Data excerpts
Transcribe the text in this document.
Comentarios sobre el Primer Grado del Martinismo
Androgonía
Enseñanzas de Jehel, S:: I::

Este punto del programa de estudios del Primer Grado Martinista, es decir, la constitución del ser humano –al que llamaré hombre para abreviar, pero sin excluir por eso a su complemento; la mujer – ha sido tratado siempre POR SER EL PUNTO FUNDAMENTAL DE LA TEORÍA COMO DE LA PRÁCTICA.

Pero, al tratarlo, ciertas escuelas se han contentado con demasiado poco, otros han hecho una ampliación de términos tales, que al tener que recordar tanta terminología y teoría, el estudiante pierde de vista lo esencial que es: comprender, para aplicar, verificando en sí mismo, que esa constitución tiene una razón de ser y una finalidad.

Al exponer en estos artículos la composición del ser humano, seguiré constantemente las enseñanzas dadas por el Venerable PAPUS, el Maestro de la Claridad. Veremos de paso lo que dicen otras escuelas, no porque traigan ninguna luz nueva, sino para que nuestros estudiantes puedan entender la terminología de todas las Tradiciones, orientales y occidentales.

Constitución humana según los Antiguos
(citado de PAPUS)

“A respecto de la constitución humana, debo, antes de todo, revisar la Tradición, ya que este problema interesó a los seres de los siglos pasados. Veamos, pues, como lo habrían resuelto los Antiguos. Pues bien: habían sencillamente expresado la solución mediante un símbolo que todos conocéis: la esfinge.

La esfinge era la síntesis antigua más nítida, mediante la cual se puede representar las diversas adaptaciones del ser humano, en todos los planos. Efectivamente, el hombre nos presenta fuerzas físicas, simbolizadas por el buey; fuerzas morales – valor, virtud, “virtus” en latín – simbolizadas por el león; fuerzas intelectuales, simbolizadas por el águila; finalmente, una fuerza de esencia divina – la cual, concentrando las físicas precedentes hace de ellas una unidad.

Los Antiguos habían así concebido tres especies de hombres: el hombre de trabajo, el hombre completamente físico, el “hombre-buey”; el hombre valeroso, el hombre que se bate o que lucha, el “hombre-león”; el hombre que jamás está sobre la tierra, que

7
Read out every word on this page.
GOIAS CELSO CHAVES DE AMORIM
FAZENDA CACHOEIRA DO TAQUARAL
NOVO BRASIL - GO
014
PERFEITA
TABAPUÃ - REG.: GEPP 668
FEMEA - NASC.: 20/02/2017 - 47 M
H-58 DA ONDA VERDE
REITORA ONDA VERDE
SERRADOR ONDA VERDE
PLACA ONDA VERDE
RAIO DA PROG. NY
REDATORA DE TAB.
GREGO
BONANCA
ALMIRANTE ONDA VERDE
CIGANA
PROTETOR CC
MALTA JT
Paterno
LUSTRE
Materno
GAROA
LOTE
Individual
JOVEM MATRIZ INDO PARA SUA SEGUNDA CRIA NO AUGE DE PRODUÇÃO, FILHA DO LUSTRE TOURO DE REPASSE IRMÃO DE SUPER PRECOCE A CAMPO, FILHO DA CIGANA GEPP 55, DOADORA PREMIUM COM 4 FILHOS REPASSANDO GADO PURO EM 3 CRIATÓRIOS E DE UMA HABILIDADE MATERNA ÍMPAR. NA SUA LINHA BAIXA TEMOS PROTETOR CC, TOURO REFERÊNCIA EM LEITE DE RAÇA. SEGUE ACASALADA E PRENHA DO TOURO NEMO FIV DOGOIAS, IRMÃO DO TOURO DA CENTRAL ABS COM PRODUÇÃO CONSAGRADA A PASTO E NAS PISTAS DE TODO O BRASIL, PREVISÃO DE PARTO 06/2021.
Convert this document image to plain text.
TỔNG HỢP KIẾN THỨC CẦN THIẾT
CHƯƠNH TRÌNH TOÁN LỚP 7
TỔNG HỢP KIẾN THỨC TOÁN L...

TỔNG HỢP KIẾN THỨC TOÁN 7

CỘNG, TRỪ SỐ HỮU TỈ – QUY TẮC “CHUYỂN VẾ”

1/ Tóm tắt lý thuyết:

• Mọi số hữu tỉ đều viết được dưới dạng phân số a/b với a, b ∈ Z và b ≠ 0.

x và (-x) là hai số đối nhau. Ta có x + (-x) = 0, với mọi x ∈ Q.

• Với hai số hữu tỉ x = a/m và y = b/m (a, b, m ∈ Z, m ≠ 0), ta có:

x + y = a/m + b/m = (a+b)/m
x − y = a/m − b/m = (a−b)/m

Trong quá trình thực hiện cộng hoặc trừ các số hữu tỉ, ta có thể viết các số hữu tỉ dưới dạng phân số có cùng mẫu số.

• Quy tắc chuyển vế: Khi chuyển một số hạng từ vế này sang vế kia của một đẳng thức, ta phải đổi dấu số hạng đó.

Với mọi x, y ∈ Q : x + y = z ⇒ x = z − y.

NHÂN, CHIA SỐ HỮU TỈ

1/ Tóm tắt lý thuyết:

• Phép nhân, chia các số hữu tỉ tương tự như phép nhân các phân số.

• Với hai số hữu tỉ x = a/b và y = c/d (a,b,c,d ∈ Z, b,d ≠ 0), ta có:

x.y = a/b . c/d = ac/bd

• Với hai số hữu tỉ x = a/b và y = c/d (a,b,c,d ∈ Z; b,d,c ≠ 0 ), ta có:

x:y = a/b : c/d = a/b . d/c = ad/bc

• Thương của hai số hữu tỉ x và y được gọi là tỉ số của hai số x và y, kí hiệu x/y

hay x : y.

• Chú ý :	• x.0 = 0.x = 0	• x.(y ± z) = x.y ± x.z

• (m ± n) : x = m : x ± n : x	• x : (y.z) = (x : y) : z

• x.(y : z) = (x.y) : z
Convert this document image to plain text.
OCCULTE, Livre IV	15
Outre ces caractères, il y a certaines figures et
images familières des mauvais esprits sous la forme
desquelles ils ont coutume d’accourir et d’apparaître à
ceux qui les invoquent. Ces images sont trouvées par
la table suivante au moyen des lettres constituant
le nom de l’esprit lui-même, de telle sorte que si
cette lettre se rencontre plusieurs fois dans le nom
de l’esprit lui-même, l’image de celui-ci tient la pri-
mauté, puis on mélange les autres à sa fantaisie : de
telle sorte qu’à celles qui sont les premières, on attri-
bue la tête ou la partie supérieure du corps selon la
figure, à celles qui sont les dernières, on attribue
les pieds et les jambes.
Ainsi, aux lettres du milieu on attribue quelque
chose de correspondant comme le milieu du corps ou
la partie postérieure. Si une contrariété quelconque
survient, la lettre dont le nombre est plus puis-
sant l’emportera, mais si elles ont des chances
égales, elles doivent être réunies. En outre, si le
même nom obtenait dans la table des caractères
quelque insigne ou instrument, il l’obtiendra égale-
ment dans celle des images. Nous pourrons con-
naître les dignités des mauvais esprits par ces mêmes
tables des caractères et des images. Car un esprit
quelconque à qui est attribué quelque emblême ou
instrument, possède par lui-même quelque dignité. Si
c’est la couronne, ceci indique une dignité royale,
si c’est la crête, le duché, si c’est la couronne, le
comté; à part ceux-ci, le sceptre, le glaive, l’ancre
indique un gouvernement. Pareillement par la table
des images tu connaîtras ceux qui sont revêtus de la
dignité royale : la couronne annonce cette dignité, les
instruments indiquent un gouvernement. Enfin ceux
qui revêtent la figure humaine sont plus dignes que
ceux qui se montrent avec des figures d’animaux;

__DIRECTIVE__. List each line holding the string "esprits".

__THE COMPLETED TASK__.
images familières des mauvais esprits sous la forme
naître les dignités des mauvais esprits par ces mêmes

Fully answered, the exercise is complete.